(Stored data entries)
::::::::::
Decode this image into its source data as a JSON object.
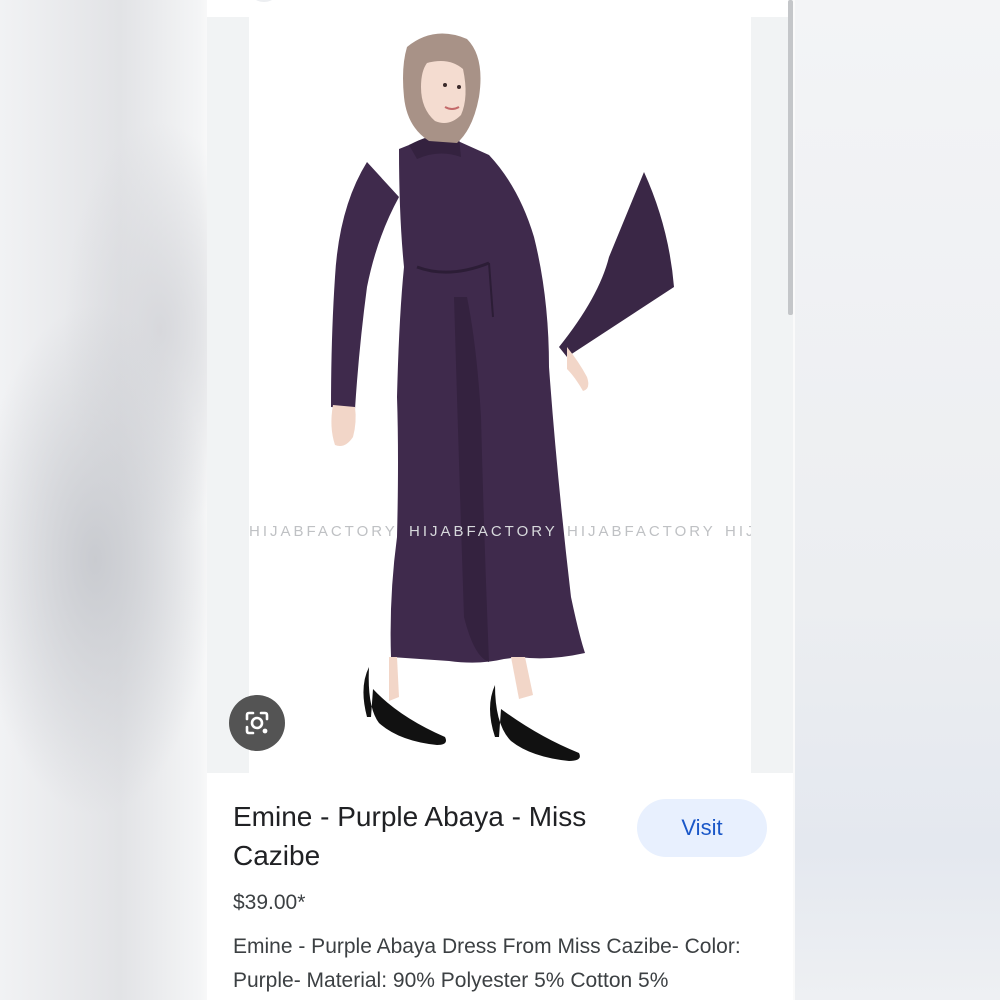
{
  "product": {
    "title": "Emine - Purple Abaya - Miss Cazibe",
    "visit_label": "Visit",
    "price": "$39.00*",
    "description": "Emine - Purple Abaya Dress From Miss Cazibe- Color: Purple- Material: 90% Polyester 5% Cotton 5%",
    "watermark_1": "HIJABFACTORY",
    "watermark_2": "HIJABFACTORY",
    "watermark_3": "HIJABFACTORY",
    "watermark_4": "HIJ"
  },
  "icons": {
    "lens": "lens-camera-icon"
  },
  "colors": {
    "dress": "#3f2a4c",
    "hijab": "#a89287",
    "visit_bg": "#e8f0fe",
    "visit_text": "#1a57c8"
  }
}
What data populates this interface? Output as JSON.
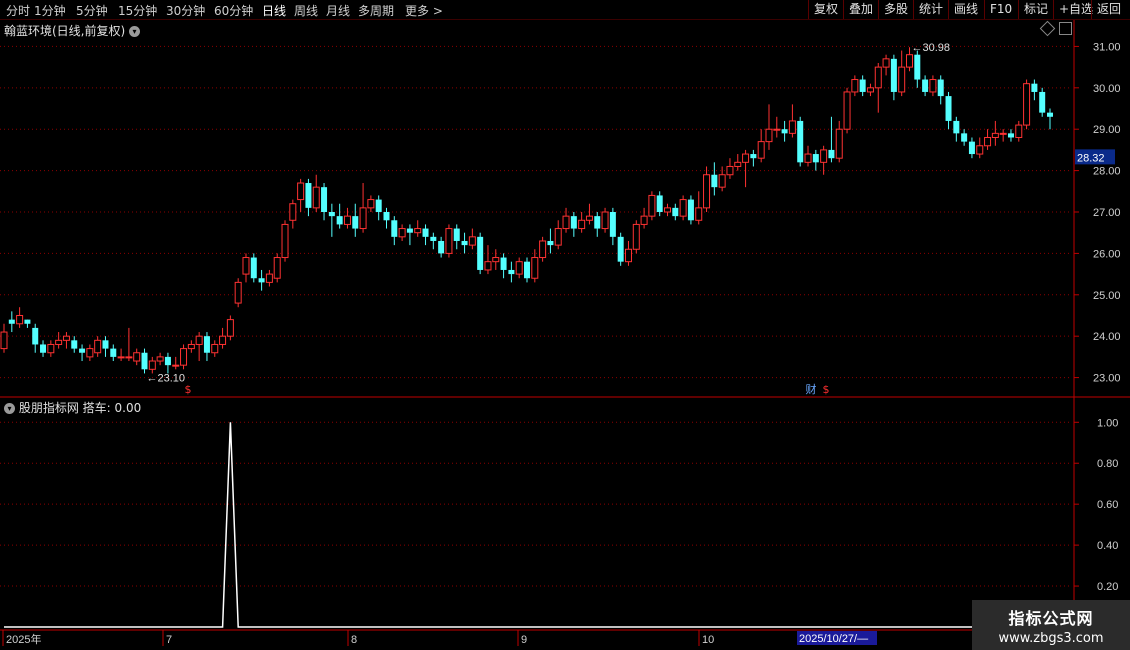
{
  "toolbar": {
    "periods": [
      "分时",
      "1分钟",
      "5分钟",
      "15分钟",
      "30分钟",
      "60分钟",
      "日线",
      "周线",
      "月线",
      "多周期",
      "更多 >"
    ],
    "active_period": "日线",
    "right_buttons": [
      "复权",
      "叠加",
      "多股",
      "统计",
      "画线",
      "F10",
      "标记",
      "+自选",
      "返回"
    ]
  },
  "main_panel": {
    "title": "翰蓝环境(日线,前复权)",
    "current_price": "28.32",
    "high_label": "30.98",
    "low_label": "23.10",
    "event_marks": [
      "$",
      "财",
      "$"
    ]
  },
  "sub_panel": {
    "title": "股朋指标网 搭车: 0.00"
  },
  "date_axis": {
    "labels": [
      "2025年",
      "7",
      "8",
      "9",
      "10"
    ],
    "highlight": "2025/10/27/—"
  },
  "watermark": {
    "title": "指标公式网",
    "url": "www.zbgs3.com"
  },
  "colors": {
    "up": "#ff3232",
    "down": "#54ffff",
    "grid": "#8b0000",
    "axis": "#c00000",
    "price_tag_bg": "#0a2a8a",
    "date_highlight_bg": "#1a1a9a"
  },
  "chart_data": [
    {
      "type": "candlestick",
      "title": "翰蓝环境(日线,前复权)",
      "ylim": [
        22.7,
        31.3
      ],
      "yticks": [
        "23.00",
        "24.00",
        "25.00",
        "26.00",
        "27.00",
        "28.00",
        "29.00",
        "30.00",
        "31.00"
      ],
      "ohlc": [
        [
          23.7,
          24.1,
          23.6,
          24.3
        ],
        [
          24.4,
          24.3,
          24.1,
          24.6
        ],
        [
          24.3,
          24.5,
          24.2,
          24.7
        ],
        [
          24.4,
          24.3,
          24.2,
          24.4
        ],
        [
          24.2,
          23.8,
          23.6,
          24.3
        ],
        [
          23.8,
          23.6,
          23.5,
          23.9
        ],
        [
          23.6,
          23.8,
          23.5,
          23.9
        ],
        [
          23.8,
          23.9,
          23.7,
          24.1
        ],
        [
          23.9,
          24.0,
          23.7,
          24.1
        ],
        [
          23.9,
          23.7,
          23.6,
          24.0
        ],
        [
          23.7,
          23.6,
          23.4,
          23.8
        ],
        [
          23.5,
          23.7,
          23.4,
          23.8
        ],
        [
          23.6,
          23.9,
          23.5,
          24.0
        ],
        [
          23.9,
          23.7,
          23.5,
          24.0
        ],
        [
          23.7,
          23.5,
          23.4,
          23.8
        ],
        [
          23.5,
          23.5,
          23.4,
          23.7
        ],
        [
          23.5,
          23.5,
          23.4,
          24.2
        ],
        [
          23.4,
          23.6,
          23.3,
          23.7
        ],
        [
          23.6,
          23.2,
          23.1,
          23.7
        ],
        [
          23.2,
          23.4,
          23.1,
          23.5
        ],
        [
          23.4,
          23.5,
          23.3,
          23.6
        ],
        [
          23.5,
          23.3,
          23.1,
          23.6
        ],
        [
          23.3,
          23.3,
          23.2,
          23.5
        ],
        [
          23.3,
          23.7,
          23.2,
          23.8
        ],
        [
          23.7,
          23.8,
          23.6,
          23.9
        ],
        [
          23.8,
          24.0,
          23.4,
          24.1
        ],
        [
          24.0,
          23.6,
          23.4,
          24.1
        ],
        [
          23.6,
          23.8,
          23.5,
          23.9
        ],
        [
          23.8,
          24.0,
          23.7,
          24.2
        ],
        [
          24.0,
          24.4,
          23.9,
          24.5
        ],
        [
          24.8,
          25.3,
          24.7,
          25.4
        ],
        [
          25.5,
          25.9,
          25.3,
          26.0
        ],
        [
          25.9,
          25.4,
          25.3,
          26.0
        ],
        [
          25.4,
          25.3,
          25.1,
          25.6
        ],
        [
          25.3,
          25.5,
          25.2,
          25.6
        ],
        [
          25.4,
          25.9,
          25.3,
          26.0
        ],
        [
          25.9,
          26.7,
          25.8,
          26.8
        ],
        [
          26.8,
          27.2,
          26.6,
          27.3
        ],
        [
          27.3,
          27.7,
          27.0,
          27.8
        ],
        [
          27.7,
          27.1,
          26.9,
          27.8
        ],
        [
          27.1,
          27.6,
          27.0,
          27.9
        ],
        [
          27.6,
          27.0,
          26.8,
          27.7
        ],
        [
          27.0,
          26.9,
          26.4,
          27.2
        ],
        [
          26.9,
          26.7,
          26.6,
          27.2
        ],
        [
          26.7,
          26.9,
          26.6,
          27.1
        ],
        [
          26.9,
          26.6,
          26.4,
          27.2
        ],
        [
          26.6,
          27.1,
          26.5,
          27.7
        ],
        [
          27.1,
          27.3,
          27.0,
          27.4
        ],
        [
          27.3,
          27.0,
          26.8,
          27.4
        ],
        [
          27.0,
          26.8,
          26.6,
          27.1
        ],
        [
          26.8,
          26.4,
          26.2,
          26.9
        ],
        [
          26.4,
          26.6,
          26.3,
          26.7
        ],
        [
          26.6,
          26.5,
          26.2,
          26.7
        ],
        [
          26.5,
          26.6,
          26.4,
          26.8
        ],
        [
          26.6,
          26.4,
          26.2,
          26.7
        ],
        [
          26.4,
          26.3,
          26.1,
          26.5
        ],
        [
          26.3,
          26.0,
          25.9,
          26.4
        ],
        [
          26.0,
          26.6,
          25.9,
          26.7
        ],
        [
          26.6,
          26.3,
          26.1,
          26.7
        ],
        [
          26.3,
          26.2,
          26.0,
          26.5
        ],
        [
          26.2,
          26.4,
          26.1,
          26.6
        ],
        [
          26.4,
          25.6,
          25.5,
          26.5
        ],
        [
          25.6,
          25.8,
          25.5,
          26.2
        ],
        [
          25.8,
          25.9,
          25.6,
          26.1
        ],
        [
          25.9,
          25.6,
          25.4,
          26.0
        ],
        [
          25.6,
          25.5,
          25.3,
          25.8
        ],
        [
          25.5,
          25.8,
          25.4,
          25.9
        ],
        [
          25.8,
          25.4,
          25.3,
          25.9
        ],
        [
          25.4,
          25.9,
          25.3,
          26.1
        ],
        [
          25.9,
          26.3,
          25.8,
          26.4
        ],
        [
          26.3,
          26.2,
          26.0,
          26.6
        ],
        [
          26.2,
          26.6,
          26.1,
          26.8
        ],
        [
          26.6,
          26.9,
          26.5,
          27.1
        ],
        [
          26.9,
          26.6,
          26.4,
          27.0
        ],
        [
          26.6,
          26.8,
          26.5,
          27.0
        ],
        [
          26.8,
          26.9,
          26.7,
          27.2
        ],
        [
          26.9,
          26.6,
          26.4,
          27.0
        ],
        [
          26.6,
          27.0,
          26.5,
          27.1
        ],
        [
          27.0,
          26.4,
          26.2,
          27.1
        ],
        [
          26.4,
          25.8,
          25.7,
          26.5
        ],
        [
          25.8,
          26.1,
          25.7,
          26.3
        ],
        [
          26.1,
          26.7,
          26.0,
          26.8
        ],
        [
          26.7,
          26.9,
          26.6,
          27.1
        ],
        [
          26.9,
          27.4,
          26.8,
          27.5
        ],
        [
          27.4,
          27.0,
          26.9,
          27.5
        ],
        [
          27.0,
          27.1,
          26.9,
          27.2
        ],
        [
          27.1,
          26.9,
          26.8,
          27.2
        ],
        [
          26.9,
          27.3,
          26.8,
          27.4
        ],
        [
          27.3,
          26.8,
          26.7,
          27.4
        ],
        [
          26.8,
          27.1,
          26.7,
          27.5
        ],
        [
          27.1,
          27.9,
          27.0,
          28.1
        ],
        [
          27.9,
          27.6,
          27.4,
          28.2
        ],
        [
          27.6,
          27.9,
          27.5,
          28.1
        ],
        [
          27.9,
          28.1,
          27.8,
          28.3
        ],
        [
          28.1,
          28.2,
          28.0,
          28.4
        ],
        [
          28.2,
          28.4,
          27.6,
          28.5
        ],
        [
          28.4,
          28.3,
          28.1,
          28.5
        ],
        [
          28.3,
          28.7,
          28.2,
          29.0
        ],
        [
          28.7,
          29.0,
          28.5,
          29.6
        ],
        [
          29.0,
          29.0,
          28.8,
          29.3
        ],
        [
          29.0,
          28.9,
          28.7,
          29.2
        ],
        [
          28.9,
          29.2,
          28.8,
          29.6
        ],
        [
          29.2,
          28.2,
          28.1,
          29.3
        ],
        [
          28.2,
          28.4,
          28.1,
          28.6
        ],
        [
          28.4,
          28.2,
          28.0,
          28.5
        ],
        [
          28.2,
          28.5,
          27.9,
          28.6
        ],
        [
          28.5,
          28.3,
          28.2,
          29.3
        ],
        [
          28.3,
          29.0,
          28.2,
          29.2
        ],
        [
          29.0,
          29.9,
          28.9,
          30.0
        ],
        [
          29.9,
          30.2,
          29.8,
          30.3
        ],
        [
          30.2,
          29.9,
          29.8,
          30.3
        ],
        [
          29.9,
          30.0,
          29.8,
          30.1
        ],
        [
          30.0,
          30.5,
          29.4,
          30.6
        ],
        [
          30.5,
          30.7,
          30.3,
          30.8
        ],
        [
          30.7,
          29.9,
          29.7,
          30.8
        ],
        [
          29.9,
          30.5,
          29.8,
          30.9
        ],
        [
          30.5,
          30.8,
          30.4,
          30.98
        ],
        [
          30.8,
          30.2,
          30.0,
          30.9
        ],
        [
          30.2,
          29.9,
          29.8,
          30.3
        ],
        [
          29.9,
          30.2,
          29.8,
          30.3
        ],
        [
          30.2,
          29.8,
          29.6,
          30.3
        ],
        [
          29.8,
          29.2,
          29.0,
          29.9
        ],
        [
          29.2,
          28.9,
          28.7,
          29.3
        ],
        [
          28.9,
          28.7,
          28.6,
          29.0
        ],
        [
          28.7,
          28.4,
          28.3,
          28.8
        ],
        [
          28.4,
          28.6,
          28.3,
          28.8
        ],
        [
          28.6,
          28.8,
          28.5,
          29.0
        ],
        [
          28.8,
          28.9,
          28.6,
          29.2
        ],
        [
          28.9,
          28.9,
          28.7,
          29.0
        ],
        [
          28.9,
          28.8,
          28.7,
          29.0
        ],
        [
          28.8,
          29.1,
          28.7,
          29.2
        ],
        [
          29.1,
          30.1,
          29.0,
          30.2
        ],
        [
          30.1,
          29.9,
          29.7,
          30.2
        ],
        [
          29.9,
          29.4,
          29.3,
          30.0
        ],
        [
          29.4,
          29.3,
          29.0,
          29.5
        ]
      ]
    },
    {
      "type": "line",
      "title": "股朋指标网 搭车: 0.00",
      "ylim": [
        0.0,
        1.06
      ],
      "yticks": [
        "0.20",
        "0.40",
        "0.60",
        "0.80",
        "1.00"
      ],
      "series": [
        {
          "name": "搭车",
          "values": [],
          "spike_index": 29,
          "spike_value": 1.0
        }
      ]
    }
  ]
}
::::::::::
In the records above, locate the lines holding the word "Cazibe". Copy each of them.

    "title": "Emine - Purple Abaya - Miss Cazibe",
    "description": "Emine - Purple Abaya Dress From Miss Cazibe- Color: Purple- Material: 90% Polyester 5% Cotton 5%",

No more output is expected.